> Task prompt
A verbatim copy of the records is required, with all pictures left out.
━━ Excerpted data ━━
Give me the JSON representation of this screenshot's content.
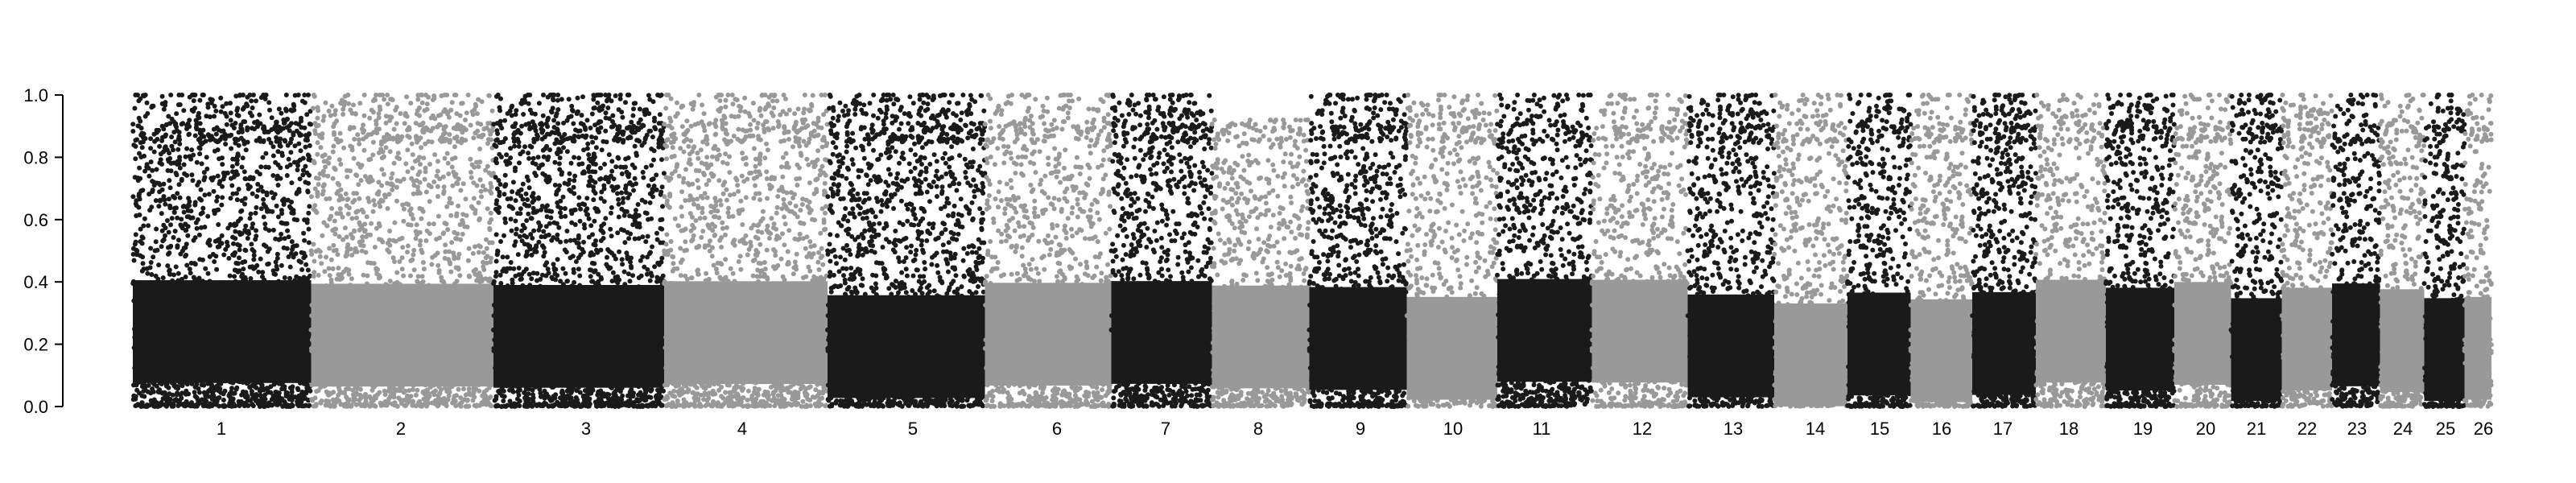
{
  "chart_data": {
    "type": "scatter",
    "title": "",
    "xlabel": "",
    "ylabel": "",
    "ylim": [
      0.0,
      1.0
    ],
    "yticks": [
      "0.0",
      "0.2",
      "0.4",
      "0.6",
      "0.8",
      "1.0"
    ],
    "grid": false,
    "legend": "none",
    "point_colors": [
      "#1a1a1a",
      "#999999"
    ],
    "categories": [
      "1",
      "2",
      "3",
      "4",
      "5",
      "6",
      "7",
      "8",
      "9",
      "10",
      "11",
      "12",
      "13",
      "14",
      "15",
      "16",
      "17",
      "18",
      "19",
      "20",
      "21",
      "22",
      "23",
      "24",
      "25",
      "26"
    ],
    "series": [
      {
        "category": "1",
        "color": "#1a1a1a",
        "density": 1.0,
        "max_y": 1.0
      },
      {
        "category": "2",
        "color": "#999999",
        "density": 0.85,
        "max_y": 1.0
      },
      {
        "category": "3",
        "color": "#1a1a1a",
        "density": 1.0,
        "max_y": 1.0
      },
      {
        "category": "4",
        "color": "#999999",
        "density": 0.85,
        "max_y": 1.0
      },
      {
        "category": "5",
        "color": "#1a1a1a",
        "density": 1.0,
        "max_y": 1.0
      },
      {
        "category": "6",
        "color": "#999999",
        "density": 0.75,
        "max_y": 1.0
      },
      {
        "category": "7",
        "color": "#1a1a1a",
        "density": 0.95,
        "max_y": 1.0
      },
      {
        "category": "8",
        "color": "#999999",
        "density": 0.75,
        "max_y": 0.92
      },
      {
        "category": "9",
        "color": "#1a1a1a",
        "density": 0.95,
        "max_y": 1.0
      },
      {
        "category": "10",
        "color": "#999999",
        "density": 0.7,
        "max_y": 1.0
      },
      {
        "category": "11",
        "color": "#1a1a1a",
        "density": 0.9,
        "max_y": 1.0
      },
      {
        "category": "12",
        "color": "#999999",
        "density": 0.7,
        "max_y": 1.0
      },
      {
        "category": "13",
        "color": "#1a1a1a",
        "density": 0.85,
        "max_y": 1.0
      },
      {
        "category": "14",
        "color": "#999999",
        "density": 0.75,
        "max_y": 1.0
      },
      {
        "category": "15",
        "color": "#1a1a1a",
        "density": 0.9,
        "max_y": 1.0
      },
      {
        "category": "16",
        "color": "#999999",
        "density": 0.75,
        "max_y": 1.0
      },
      {
        "category": "17",
        "color": "#1a1a1a",
        "density": 1.0,
        "max_y": 1.0
      },
      {
        "category": "18",
        "color": "#999999",
        "density": 0.75,
        "max_y": 1.0
      },
      {
        "category": "19",
        "color": "#1a1a1a",
        "density": 0.95,
        "max_y": 1.0
      },
      {
        "category": "20",
        "color": "#999999",
        "density": 0.8,
        "max_y": 1.0
      },
      {
        "category": "21",
        "color": "#1a1a1a",
        "density": 0.9,
        "max_y": 1.0
      },
      {
        "category": "22",
        "color": "#999999",
        "density": 0.8,
        "max_y": 1.0
      },
      {
        "category": "23",
        "color": "#1a1a1a",
        "density": 0.9,
        "max_y": 1.0
      },
      {
        "category": "24",
        "color": "#999999",
        "density": 0.85,
        "max_y": 1.0
      },
      {
        "category": "25",
        "color": "#1a1a1a",
        "density": 0.9,
        "max_y": 1.0
      },
      {
        "category": "26",
        "color": "#999999",
        "density": 0.8,
        "max_y": 1.0
      }
    ]
  }
}
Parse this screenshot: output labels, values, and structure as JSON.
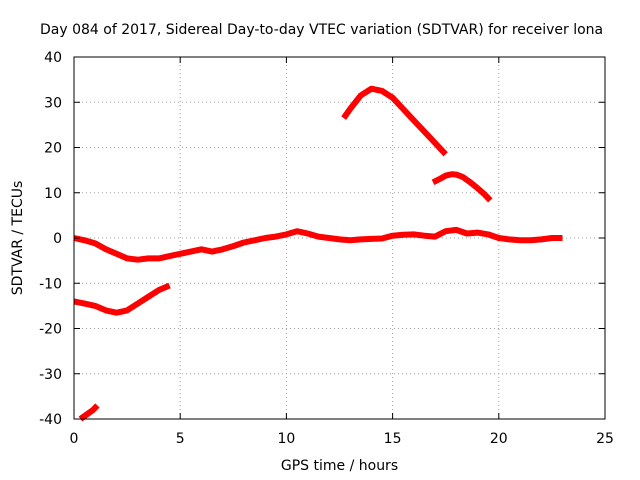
{
  "chart_data": {
    "type": "line",
    "title": "Day 084 of 2017, Sidereal Day-to-day VTEC variation (SDTVAR) for receiver lona",
    "xlabel": "GPS time / hours",
    "ylabel": "SDTVAR / TECUs",
    "xlim": [
      0,
      25
    ],
    "ylim": [
      -40,
      40
    ],
    "xticks": [
      0,
      5,
      10,
      15,
      20,
      25
    ],
    "yticks": [
      -40,
      -30,
      -20,
      -10,
      0,
      10,
      20,
      30,
      40
    ],
    "grid": true,
    "series_color": "#ff0000",
    "series": [
      {
        "name": "main",
        "x": [
          0.0,
          0.5,
          1.0,
          1.5,
          2.0,
          2.5,
          3.0,
          3.5,
          4.0,
          4.5,
          5.0,
          5.5,
          6.0,
          6.5,
          7.0,
          7.5,
          8.0,
          8.5,
          9.0,
          9.5,
          10.0,
          10.5,
          11.0,
          11.5,
          12.0,
          12.5,
          13.0,
          13.5,
          14.0,
          14.5,
          15.0,
          15.5,
          16.0,
          16.5,
          17.0,
          17.5,
          18.0,
          18.5,
          19.0,
          19.5,
          20.0,
          20.5,
          21.0,
          21.5,
          22.0,
          22.5,
          23.0
        ],
        "y": [
          0.0,
          -0.5,
          -1.2,
          -2.5,
          -3.5,
          -4.5,
          -4.8,
          -4.5,
          -4.5,
          -4.0,
          -3.5,
          -3.0,
          -2.5,
          -3.0,
          -2.5,
          -1.8,
          -1.0,
          -0.5,
          0.0,
          0.3,
          0.8,
          1.5,
          1.0,
          0.3,
          0.0,
          -0.3,
          -0.5,
          -0.3,
          -0.2,
          -0.1,
          0.5,
          0.7,
          0.8,
          0.5,
          0.3,
          1.5,
          1.8,
          1.0,
          1.2,
          0.8,
          0.0,
          -0.3,
          -0.5,
          -0.5,
          -0.3,
          0.0,
          0.0
        ]
      },
      {
        "name": "segment-2",
        "x": [
          0.0,
          0.5,
          1.0,
          1.5,
          2.0,
          2.5,
          3.0,
          3.5,
          4.0,
          4.5
        ],
        "y": [
          -14.0,
          -14.5,
          -15.0,
          -16.0,
          -16.5,
          -16.0,
          -14.5,
          -13.0,
          -11.5,
          -10.5
        ]
      },
      {
        "name": "segment-3",
        "x": [
          0.3,
          0.6,
          0.9,
          1.1
        ],
        "y": [
          -40.0,
          -39.0,
          -38.0,
          -37.0
        ]
      },
      {
        "name": "segment-4",
        "x": [
          12.7,
          13.0,
          13.5,
          14.0,
          14.5,
          15.0,
          15.5,
          16.0,
          16.5,
          17.0,
          17.5
        ],
        "y": [
          26.5,
          28.5,
          31.5,
          33.0,
          32.5,
          31.0,
          28.5,
          26.0,
          23.5,
          21.0,
          18.5
        ]
      },
      {
        "name": "segment-5",
        "x": [
          16.9,
          17.2,
          17.5,
          17.8,
          18.0,
          18.3,
          18.6,
          19.0,
          19.3,
          19.6
        ],
        "y": [
          12.3,
          13.0,
          13.8,
          14.1,
          14.0,
          13.5,
          12.5,
          11.0,
          9.8,
          8.3
        ]
      }
    ]
  }
}
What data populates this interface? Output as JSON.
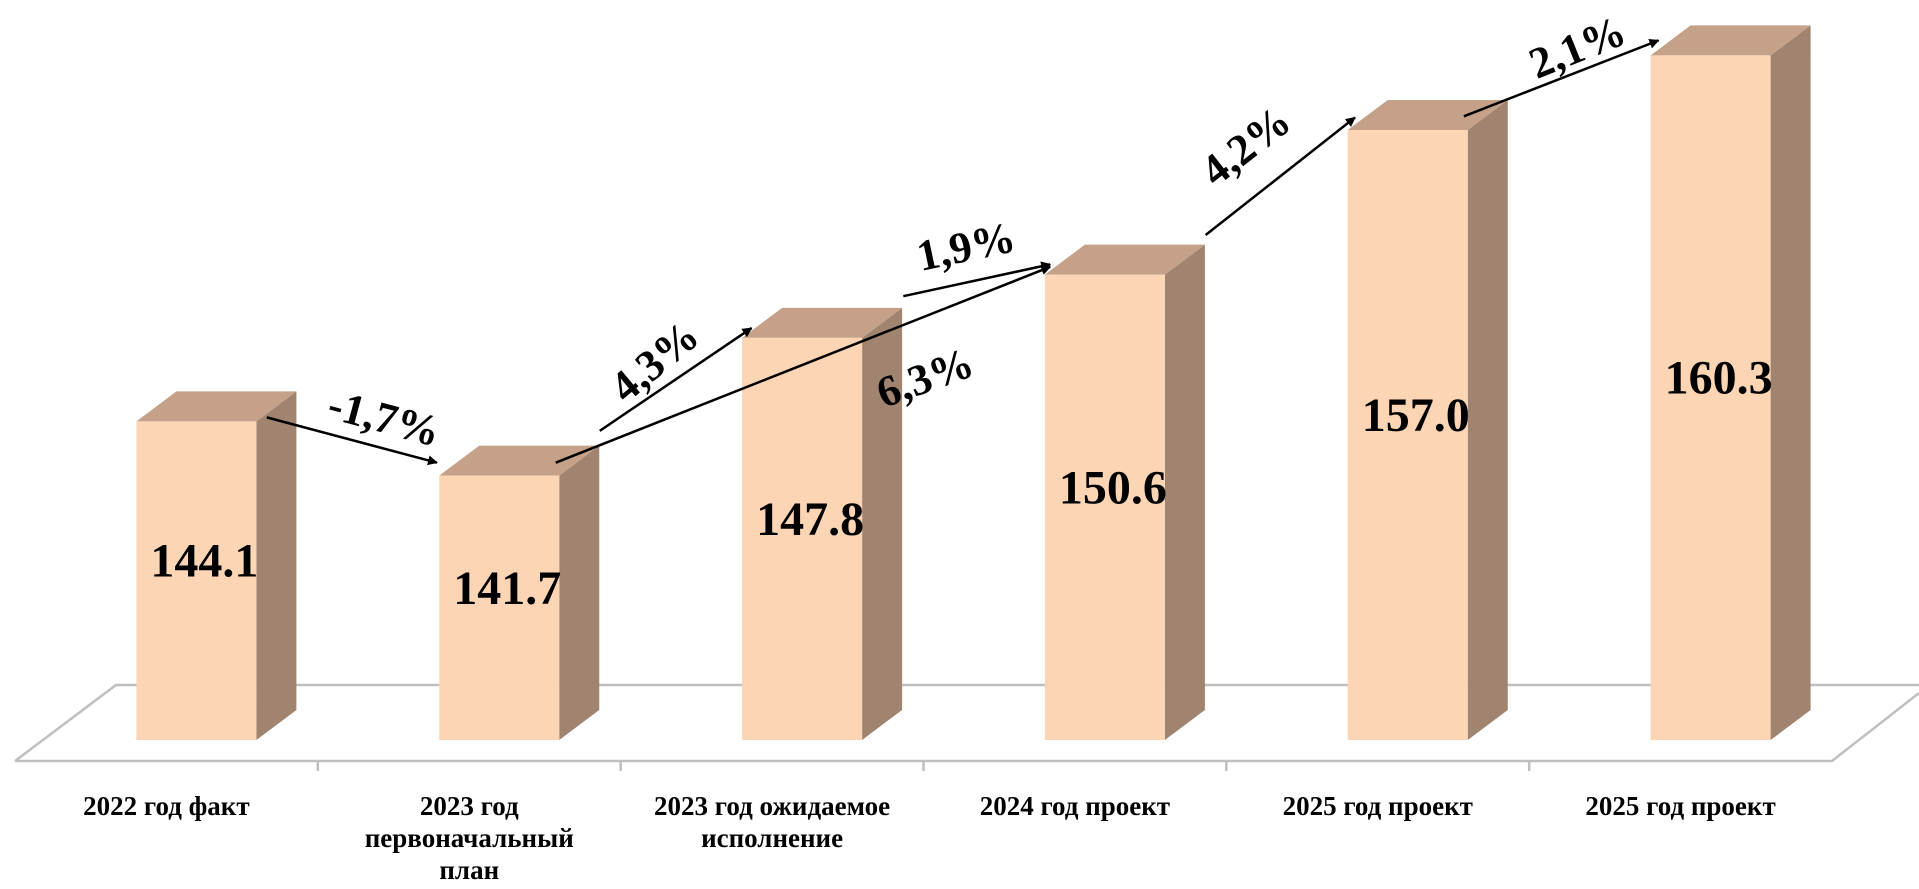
━━━
> Correct answer
Give me the JSON representation of this screenshot's content.
{
  "chart_data": {
    "type": "scatter",
    "title": "",
    "xlabel": "",
    "ylabel": "",
    "ylim": [
      0.0,
      1.0
    ],
    "yticks": [
      "0.0",
      "0.2",
      "0.4",
      "0.6",
      "0.8",
      "1.0"
    ],
    "grid": false,
    "legend": "none",
    "point_colors": [
      "#1a1a1a",
      "#999999"
    ],
    "categories": [
      "1",
      "2",
      "3",
      "4",
      "5",
      "6",
      "7",
      "8",
      "9",
      "10",
      "11",
      "12",
      "13",
      "14",
      "15",
      "16",
      "17",
      "18",
      "19",
      "20",
      "21",
      "22",
      "23",
      "24",
      "25",
      "26"
    ],
    "series": [
      {
        "category": "1",
        "color": "#1a1a1a",
        "density": 1.0,
        "max_y": 1.0
      },
      {
        "category": "2",
        "color": "#999999",
        "density": 0.85,
        "max_y": 1.0
      },
      {
        "category": "3",
        "color": "#1a1a1a",
        "density": 1.0,
        "max_y": 1.0
      },
      {
        "category": "4",
        "color": "#999999",
        "density": 0.85,
        "max_y": 1.0
      },
      {
        "category": "5",
        "color": "#1a1a1a",
        "density": 1.0,
        "max_y": 1.0
      },
      {
        "category": "6",
        "color": "#999999",
        "density": 0.75,
        "max_y": 1.0
      },
      {
        "category": "7",
        "color": "#1a1a1a",
        "density": 0.95,
        "max_y": 1.0
      },
      {
        "category": "8",
        "color": "#999999",
        "density": 0.75,
        "max_y": 0.92
      },
      {
        "category": "9",
        "color": "#1a1a1a",
        "density": 0.95,
        "max_y": 1.0
      },
      {
        "category": "10",
        "color": "#999999",
        "density": 0.7,
        "max_y": 1.0
      },
      {
        "category": "11",
        "color": "#1a1a1a",
        "density": 0.9,
        "max_y": 1.0
      },
      {
        "category": "12",
        "color": "#999999",
        "density": 0.7,
        "max_y": 1.0
      },
      {
        "category": "13",
        "color": "#1a1a1a",
        "density": 0.85,
        "max_y": 1.0
      },
      {
        "category": "14",
        "color": "#999999",
        "density": 0.75,
        "max_y": 1.0
      },
      {
        "category": "15",
        "color": "#1a1a1a",
        "density": 0.9,
        "max_y": 1.0
      },
      {
        "category": "16",
        "color": "#999999",
        "density": 0.75,
        "max_y": 1.0
      },
      {
        "category": "17",
        "color": "#1a1a1a",
        "density": 1.0,
        "max_y": 1.0
      },
      {
        "category": "18",
        "color": "#999999",
        "density": 0.75,
        "max_y": 1.0
      },
      {
        "category": "19",
        "color": "#1a1a1a",
        "density": 0.95,
        "max_y": 1.0
      },
      {
        "category": "20",
        "color": "#999999",
        "density": 0.8,
        "max_y": 1.0
      },
      {
        "category": "21",
        "color": "#1a1a1a",
        "density": 0.9,
        "max_y": 1.0
      },
      {
        "category": "22",
        "color": "#999999",
        "density": 0.8,
        "max_y": 1.0
      },
      {
        "category": "23",
        "color": "#1a1a1a",
        "density": 0.9,
        "max_y": 1.0
      },
      {
        "category": "24",
        "color": "#999999",
        "density": 0.85,
        "max_y": 1.0
      },
      {
        "category": "25",
        "color": "#1a1a1a",
        "density": 0.9,
        "max_y": 1.0
      },
      {
        "category": "26",
        "color": "#999999",
        "density": 0.8,
        "max_y": 1.0
      }
    ]
  }
}
Parse this screenshot: output labels, values, and structure as JSON.
{
  "chart_data": {
    "type": "line",
    "title": "Day 084 of 2017, Sidereal Day-to-day VTEC variation (SDTVAR) for receiver lona",
    "xlabel": "GPS time / hours",
    "ylabel": "SDTVAR / TECUs",
    "xlim": [
      0,
      25
    ],
    "ylim": [
      -40,
      40
    ],
    "xticks": [
      0,
      5,
      10,
      15,
      20,
      25
    ],
    "yticks": [
      -40,
      -30,
      -20,
      -10,
      0,
      10,
      20,
      30,
      40
    ],
    "grid": true,
    "series_color": "#ff0000",
    "series": [
      {
        "name": "main",
        "x": [
          0.0,
          0.5,
          1.0,
          1.5,
          2.0,
          2.5,
          3.0,
          3.5,
          4.0,
          4.5,
          5.0,
          5.5,
          6.0,
          6.5,
          7.0,
          7.5,
          8.0,
          8.5,
          9.0,
          9.5,
          10.0,
          10.5,
          11.0,
          11.5,
          12.0,
          12.5,
          13.0,
          13.5,
          14.0,
          14.5,
          15.0,
          15.5,
          16.0,
          16.5,
          17.0,
          17.5,
          18.0,
          18.5,
          19.0,
          19.5,
          20.0,
          20.5,
          21.0,
          21.5,
          22.0,
          22.5,
          23.0
        ],
        "y": [
          0.0,
          -0.5,
          -1.2,
          -2.5,
          -3.5,
          -4.5,
          -4.8,
          -4.5,
          -4.5,
          -4.0,
          -3.5,
          -3.0,
          -2.5,
          -3.0,
          -2.5,
          -1.8,
          -1.0,
          -0.5,
          0.0,
          0.3,
          0.8,
          1.5,
          1.0,
          0.3,
          0.0,
          -0.3,
          -0.5,
          -0.3,
          -0.2,
          -0.1,
          0.5,
          0.7,
          0.8,
          0.5,
          0.3,
          1.5,
          1.8,
          1.0,
          1.2,
          0.8,
          0.0,
          -0.3,
          -0.5,
          -0.5,
          -0.3,
          0.0,
          0.0
        ]
      },
      {
        "name": "segment-2",
        "x": [
          0.0,
          0.5,
          1.0,
          1.5,
          2.0,
          2.5,
          3.0,
          3.5,
          4.0,
          4.5
        ],
        "y": [
          -14.0,
          -14.5,
          -15.0,
          -16.0,
          -16.5,
          -16.0,
          -14.5,
          -13.0,
          -11.5,
          -10.5
        ]
      },
      {
        "name": "segment-3",
        "x": [
          0.3,
          0.6,
          0.9,
          1.1
        ],
        "y": [
          -40.0,
          -39.0,
          -38.0,
          -37.0
        ]
      },
      {
        "name": "segment-4",
        "x": [
          12.7,
          13.0,
          13.5,
          14.0,
          14.5,
          15.0,
          15.5,
          16.0,
          16.5,
          17.0,
          17.5
        ],
        "y": [
          26.5,
          28.5,
          31.5,
          33.0,
          32.5,
          31.0,
          28.5,
          26.0,
          23.5,
          21.0,
          18.5
        ]
      },
      {
        "name": "segment-5",
        "x": [
          16.9,
          17.2,
          17.5,
          17.8,
          18.0,
          18.3,
          18.6,
          19.0,
          19.3,
          19.6
        ],
        "y": [
          12.3,
          13.0,
          13.8,
          14.1,
          14.0,
          13.5,
          12.5,
          11.0,
          9.8,
          8.3
        ]
      }
    ]
  }
}
What data populates this interface? Output as JSON.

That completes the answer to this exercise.